◆ Problem details ◆
How many lines hold the string "FCPO"? Reply with the number alone.

◆ Stored rows ◆
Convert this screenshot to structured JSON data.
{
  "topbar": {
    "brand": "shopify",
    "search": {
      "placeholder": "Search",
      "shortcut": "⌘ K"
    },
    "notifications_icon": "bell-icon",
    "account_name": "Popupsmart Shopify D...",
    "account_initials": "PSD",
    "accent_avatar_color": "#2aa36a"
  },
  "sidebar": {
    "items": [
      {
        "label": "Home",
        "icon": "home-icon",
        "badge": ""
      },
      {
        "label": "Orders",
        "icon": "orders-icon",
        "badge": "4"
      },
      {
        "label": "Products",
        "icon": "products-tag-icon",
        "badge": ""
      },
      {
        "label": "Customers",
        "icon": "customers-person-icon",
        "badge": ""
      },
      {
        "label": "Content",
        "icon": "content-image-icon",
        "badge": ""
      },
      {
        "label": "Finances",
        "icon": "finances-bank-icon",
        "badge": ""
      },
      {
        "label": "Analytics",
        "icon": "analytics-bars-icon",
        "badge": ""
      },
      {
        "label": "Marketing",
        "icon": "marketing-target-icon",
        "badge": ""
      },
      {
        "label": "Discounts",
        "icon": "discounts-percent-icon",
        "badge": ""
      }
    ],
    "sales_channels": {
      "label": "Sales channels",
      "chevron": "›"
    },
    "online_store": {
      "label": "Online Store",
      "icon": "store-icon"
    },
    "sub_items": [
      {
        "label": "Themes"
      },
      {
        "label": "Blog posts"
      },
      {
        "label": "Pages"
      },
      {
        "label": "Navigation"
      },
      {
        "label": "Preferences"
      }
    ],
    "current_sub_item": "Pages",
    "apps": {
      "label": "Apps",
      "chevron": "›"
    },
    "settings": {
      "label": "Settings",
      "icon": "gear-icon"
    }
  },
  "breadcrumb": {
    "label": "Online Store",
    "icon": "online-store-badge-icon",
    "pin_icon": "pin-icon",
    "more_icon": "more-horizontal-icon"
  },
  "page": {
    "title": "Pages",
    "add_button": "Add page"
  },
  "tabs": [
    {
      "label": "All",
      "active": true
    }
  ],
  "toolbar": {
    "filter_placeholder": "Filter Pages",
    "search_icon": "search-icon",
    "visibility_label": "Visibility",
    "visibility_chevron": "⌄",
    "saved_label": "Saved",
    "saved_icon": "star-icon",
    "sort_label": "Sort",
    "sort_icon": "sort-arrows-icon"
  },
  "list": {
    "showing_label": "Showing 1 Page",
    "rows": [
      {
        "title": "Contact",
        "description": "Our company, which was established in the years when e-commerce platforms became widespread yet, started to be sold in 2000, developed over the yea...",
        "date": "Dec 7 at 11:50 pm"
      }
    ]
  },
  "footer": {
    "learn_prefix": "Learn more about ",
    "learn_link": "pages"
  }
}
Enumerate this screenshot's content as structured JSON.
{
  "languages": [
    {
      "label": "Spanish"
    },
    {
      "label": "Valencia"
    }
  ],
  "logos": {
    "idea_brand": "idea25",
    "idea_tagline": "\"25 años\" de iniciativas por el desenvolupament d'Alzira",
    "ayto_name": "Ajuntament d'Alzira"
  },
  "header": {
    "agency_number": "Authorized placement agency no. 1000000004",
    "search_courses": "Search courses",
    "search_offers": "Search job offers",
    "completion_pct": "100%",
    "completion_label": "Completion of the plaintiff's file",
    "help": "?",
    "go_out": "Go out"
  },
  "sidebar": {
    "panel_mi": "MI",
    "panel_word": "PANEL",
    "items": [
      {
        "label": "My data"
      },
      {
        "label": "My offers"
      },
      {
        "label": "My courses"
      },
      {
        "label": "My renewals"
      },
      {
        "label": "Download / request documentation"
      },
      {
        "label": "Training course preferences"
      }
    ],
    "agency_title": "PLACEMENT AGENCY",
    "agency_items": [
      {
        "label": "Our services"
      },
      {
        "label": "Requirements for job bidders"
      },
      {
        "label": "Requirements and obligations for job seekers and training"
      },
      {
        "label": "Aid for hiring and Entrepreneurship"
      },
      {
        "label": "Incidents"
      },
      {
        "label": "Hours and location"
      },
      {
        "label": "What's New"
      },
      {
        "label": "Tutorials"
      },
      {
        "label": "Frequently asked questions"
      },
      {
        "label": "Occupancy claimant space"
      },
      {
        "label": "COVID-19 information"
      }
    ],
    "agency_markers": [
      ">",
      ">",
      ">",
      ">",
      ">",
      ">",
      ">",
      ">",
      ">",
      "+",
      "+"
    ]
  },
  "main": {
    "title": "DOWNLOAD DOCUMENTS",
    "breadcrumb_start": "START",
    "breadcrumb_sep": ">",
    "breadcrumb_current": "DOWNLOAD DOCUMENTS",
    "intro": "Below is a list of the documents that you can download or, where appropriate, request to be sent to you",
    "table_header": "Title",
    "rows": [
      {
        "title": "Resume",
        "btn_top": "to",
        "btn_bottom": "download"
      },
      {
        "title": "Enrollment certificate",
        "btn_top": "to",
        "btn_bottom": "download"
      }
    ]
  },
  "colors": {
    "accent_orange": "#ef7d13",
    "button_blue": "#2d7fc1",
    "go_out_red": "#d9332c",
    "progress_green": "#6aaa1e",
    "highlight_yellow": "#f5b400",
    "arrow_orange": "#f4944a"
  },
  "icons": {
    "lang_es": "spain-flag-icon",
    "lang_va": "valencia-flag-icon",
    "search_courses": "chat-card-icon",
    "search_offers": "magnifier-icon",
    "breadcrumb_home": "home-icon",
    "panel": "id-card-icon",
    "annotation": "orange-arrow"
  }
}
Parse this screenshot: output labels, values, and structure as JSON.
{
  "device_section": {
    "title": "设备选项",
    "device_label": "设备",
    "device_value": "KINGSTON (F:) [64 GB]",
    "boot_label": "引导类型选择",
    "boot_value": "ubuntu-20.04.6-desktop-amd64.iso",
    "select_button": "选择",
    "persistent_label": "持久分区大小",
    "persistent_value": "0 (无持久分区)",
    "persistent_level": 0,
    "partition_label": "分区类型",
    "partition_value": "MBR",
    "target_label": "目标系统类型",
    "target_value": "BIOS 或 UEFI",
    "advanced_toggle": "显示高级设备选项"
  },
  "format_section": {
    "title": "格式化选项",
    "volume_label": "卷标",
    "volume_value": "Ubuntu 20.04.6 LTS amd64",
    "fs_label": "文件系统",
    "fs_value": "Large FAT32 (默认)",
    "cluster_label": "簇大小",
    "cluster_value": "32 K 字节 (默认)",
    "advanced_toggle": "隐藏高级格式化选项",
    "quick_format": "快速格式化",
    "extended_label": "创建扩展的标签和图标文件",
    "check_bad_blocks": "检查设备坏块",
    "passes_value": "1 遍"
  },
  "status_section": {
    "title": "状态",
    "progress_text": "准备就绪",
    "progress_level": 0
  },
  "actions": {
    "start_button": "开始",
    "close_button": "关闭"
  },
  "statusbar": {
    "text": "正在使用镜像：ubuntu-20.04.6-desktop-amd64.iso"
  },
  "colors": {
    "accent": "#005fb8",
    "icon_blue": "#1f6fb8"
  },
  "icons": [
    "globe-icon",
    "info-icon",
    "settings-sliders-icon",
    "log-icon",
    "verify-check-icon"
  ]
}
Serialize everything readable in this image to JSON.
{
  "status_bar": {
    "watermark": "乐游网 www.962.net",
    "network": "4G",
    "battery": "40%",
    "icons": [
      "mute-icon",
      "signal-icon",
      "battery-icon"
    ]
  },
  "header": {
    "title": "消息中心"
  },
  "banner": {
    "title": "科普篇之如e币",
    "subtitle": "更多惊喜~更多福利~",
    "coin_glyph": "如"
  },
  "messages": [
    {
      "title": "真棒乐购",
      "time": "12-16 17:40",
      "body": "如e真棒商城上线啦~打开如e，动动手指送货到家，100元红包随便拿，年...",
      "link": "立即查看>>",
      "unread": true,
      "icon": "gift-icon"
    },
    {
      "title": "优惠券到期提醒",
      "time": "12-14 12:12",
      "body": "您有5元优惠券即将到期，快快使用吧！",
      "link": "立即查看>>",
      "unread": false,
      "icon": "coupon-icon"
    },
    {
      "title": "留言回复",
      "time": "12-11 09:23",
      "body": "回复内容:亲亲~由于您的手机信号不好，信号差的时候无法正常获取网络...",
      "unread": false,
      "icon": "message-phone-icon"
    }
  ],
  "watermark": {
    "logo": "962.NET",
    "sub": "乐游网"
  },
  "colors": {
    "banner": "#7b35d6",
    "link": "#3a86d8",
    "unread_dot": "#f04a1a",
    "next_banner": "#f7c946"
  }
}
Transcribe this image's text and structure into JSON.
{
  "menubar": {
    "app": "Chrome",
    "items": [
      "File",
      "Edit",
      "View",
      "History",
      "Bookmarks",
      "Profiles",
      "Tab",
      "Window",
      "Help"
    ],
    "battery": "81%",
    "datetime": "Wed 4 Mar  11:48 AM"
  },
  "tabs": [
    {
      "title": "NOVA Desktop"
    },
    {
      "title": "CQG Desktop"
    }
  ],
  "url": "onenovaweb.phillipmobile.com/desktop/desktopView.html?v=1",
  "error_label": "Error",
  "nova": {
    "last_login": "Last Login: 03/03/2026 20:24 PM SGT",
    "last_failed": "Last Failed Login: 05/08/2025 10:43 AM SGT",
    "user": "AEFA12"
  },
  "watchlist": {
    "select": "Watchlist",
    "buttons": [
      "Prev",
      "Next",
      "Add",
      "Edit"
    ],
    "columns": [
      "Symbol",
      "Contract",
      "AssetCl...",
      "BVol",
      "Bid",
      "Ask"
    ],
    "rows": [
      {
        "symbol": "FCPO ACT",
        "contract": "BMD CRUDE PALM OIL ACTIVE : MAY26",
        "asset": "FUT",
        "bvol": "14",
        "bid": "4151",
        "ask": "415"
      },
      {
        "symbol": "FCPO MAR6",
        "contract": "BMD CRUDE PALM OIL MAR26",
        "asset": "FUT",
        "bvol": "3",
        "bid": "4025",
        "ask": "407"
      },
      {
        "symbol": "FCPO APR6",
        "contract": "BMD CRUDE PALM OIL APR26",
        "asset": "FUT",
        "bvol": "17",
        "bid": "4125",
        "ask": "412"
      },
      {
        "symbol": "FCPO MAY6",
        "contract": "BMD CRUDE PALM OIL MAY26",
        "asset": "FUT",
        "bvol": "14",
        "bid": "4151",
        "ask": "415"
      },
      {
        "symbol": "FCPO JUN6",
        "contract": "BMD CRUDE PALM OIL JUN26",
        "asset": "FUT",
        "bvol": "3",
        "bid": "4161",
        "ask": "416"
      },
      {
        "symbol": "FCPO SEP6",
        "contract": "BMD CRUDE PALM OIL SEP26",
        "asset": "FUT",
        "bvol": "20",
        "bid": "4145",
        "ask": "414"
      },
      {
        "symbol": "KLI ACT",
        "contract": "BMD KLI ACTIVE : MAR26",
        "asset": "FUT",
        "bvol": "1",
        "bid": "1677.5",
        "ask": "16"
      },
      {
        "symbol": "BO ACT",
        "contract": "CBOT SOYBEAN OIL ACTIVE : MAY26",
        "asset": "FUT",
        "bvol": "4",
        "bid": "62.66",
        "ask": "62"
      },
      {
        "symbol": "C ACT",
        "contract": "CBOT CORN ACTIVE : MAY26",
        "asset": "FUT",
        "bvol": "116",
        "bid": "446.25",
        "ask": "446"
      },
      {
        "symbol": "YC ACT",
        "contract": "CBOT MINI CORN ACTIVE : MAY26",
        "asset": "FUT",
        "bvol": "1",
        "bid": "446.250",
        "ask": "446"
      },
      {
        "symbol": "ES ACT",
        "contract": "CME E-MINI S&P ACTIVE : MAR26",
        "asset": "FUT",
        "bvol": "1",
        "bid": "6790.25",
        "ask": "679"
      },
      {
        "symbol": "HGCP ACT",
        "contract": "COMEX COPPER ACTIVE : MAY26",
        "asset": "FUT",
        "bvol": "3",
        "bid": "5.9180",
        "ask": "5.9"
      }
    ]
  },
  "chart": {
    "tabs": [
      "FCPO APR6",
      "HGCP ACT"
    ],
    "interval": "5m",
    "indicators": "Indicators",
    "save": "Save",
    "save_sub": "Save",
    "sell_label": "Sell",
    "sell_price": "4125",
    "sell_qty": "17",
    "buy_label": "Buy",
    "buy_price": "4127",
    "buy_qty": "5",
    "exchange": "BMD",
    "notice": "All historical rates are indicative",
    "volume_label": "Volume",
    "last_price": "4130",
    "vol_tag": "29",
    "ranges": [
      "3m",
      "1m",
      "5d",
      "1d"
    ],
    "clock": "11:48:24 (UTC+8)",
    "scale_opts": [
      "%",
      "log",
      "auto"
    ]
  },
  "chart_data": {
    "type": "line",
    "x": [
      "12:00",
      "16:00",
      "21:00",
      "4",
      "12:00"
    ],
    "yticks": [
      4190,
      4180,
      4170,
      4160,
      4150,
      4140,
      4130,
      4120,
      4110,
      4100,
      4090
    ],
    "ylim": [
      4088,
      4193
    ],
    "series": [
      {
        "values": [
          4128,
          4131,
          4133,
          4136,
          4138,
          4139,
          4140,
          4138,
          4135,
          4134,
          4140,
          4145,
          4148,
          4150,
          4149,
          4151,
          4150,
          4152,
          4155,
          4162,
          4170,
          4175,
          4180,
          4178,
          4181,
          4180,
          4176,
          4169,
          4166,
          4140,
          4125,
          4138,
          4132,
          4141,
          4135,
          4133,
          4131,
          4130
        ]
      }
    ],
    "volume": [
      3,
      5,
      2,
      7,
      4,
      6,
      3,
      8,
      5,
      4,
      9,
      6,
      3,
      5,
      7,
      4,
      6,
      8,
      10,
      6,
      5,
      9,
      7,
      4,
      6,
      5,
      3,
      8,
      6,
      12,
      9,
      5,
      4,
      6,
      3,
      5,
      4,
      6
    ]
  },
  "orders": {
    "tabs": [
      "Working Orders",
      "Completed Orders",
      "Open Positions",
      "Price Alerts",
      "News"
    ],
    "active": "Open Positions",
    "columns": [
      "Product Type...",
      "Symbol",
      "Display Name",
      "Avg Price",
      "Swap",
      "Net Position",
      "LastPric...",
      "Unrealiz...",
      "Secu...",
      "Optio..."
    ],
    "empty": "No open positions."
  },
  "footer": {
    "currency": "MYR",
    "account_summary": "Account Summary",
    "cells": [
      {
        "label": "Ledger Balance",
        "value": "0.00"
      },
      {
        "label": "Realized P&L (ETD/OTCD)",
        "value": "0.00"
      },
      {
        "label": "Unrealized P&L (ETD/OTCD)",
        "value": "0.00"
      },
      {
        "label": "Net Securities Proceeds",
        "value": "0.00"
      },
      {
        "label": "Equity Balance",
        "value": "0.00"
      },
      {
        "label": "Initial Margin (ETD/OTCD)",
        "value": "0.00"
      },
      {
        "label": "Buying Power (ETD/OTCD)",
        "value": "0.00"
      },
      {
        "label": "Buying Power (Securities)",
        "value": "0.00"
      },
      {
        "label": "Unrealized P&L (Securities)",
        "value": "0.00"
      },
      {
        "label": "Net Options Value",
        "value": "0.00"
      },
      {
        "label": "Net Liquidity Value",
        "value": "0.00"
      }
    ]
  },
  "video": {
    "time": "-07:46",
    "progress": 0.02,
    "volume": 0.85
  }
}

◆ Completed task ◆
7